- [WHAT IS NEEDED]:
Quote all of the data below exactly, please.

+ + +

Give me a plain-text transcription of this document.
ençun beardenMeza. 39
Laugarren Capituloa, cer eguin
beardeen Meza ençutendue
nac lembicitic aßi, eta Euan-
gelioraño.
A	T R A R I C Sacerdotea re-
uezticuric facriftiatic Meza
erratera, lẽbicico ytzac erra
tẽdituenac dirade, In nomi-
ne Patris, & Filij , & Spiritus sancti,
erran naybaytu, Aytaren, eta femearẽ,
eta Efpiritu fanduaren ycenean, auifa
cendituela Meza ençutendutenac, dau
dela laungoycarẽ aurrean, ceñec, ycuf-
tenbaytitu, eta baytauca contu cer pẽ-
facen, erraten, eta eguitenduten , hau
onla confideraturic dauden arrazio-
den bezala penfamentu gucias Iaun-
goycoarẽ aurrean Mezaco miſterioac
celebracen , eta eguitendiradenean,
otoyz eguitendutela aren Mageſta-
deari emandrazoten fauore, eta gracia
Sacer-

+ + +

- [REPLY]:
Give me a plain-text transcription of this document.
ençun beardenMeza. 39
Laugarren Capituloa, cer eguin
beardeen Meza ençutendue
nac lembicitic aßi, eta Euan-
gelioraño.
A	T R A R I C Sacerdotea re-
uezticuric facriftiatic Meza
erratera, lẽbicico ytzac erra
tẽdituenac dirade, In nomi-
ne Patris, & Filij , & Spiritus sancti,
erran naybaytu, Aytaren, eta femearẽ,
eta Efpiritu fanduaren ycenean, auifa
cendituela Meza ençutendutenac, dau
dela laungoycarẽ aurrean, ceñec, ycuf-
tenbaytitu, eta baytauca contu cer pẽ-
facen, erraten, eta eguitenduten , hau
onla confideraturic dauden arrazio-
den bezala penfamentu gucias Iaun-
goycoarẽ aurrean Mezaco miſterioac
celebracen , eta eguitendiradenean,
otoyz eguitendutela aren Mageſta-
deari emandrazoten fauore, eta gracia
Sacer-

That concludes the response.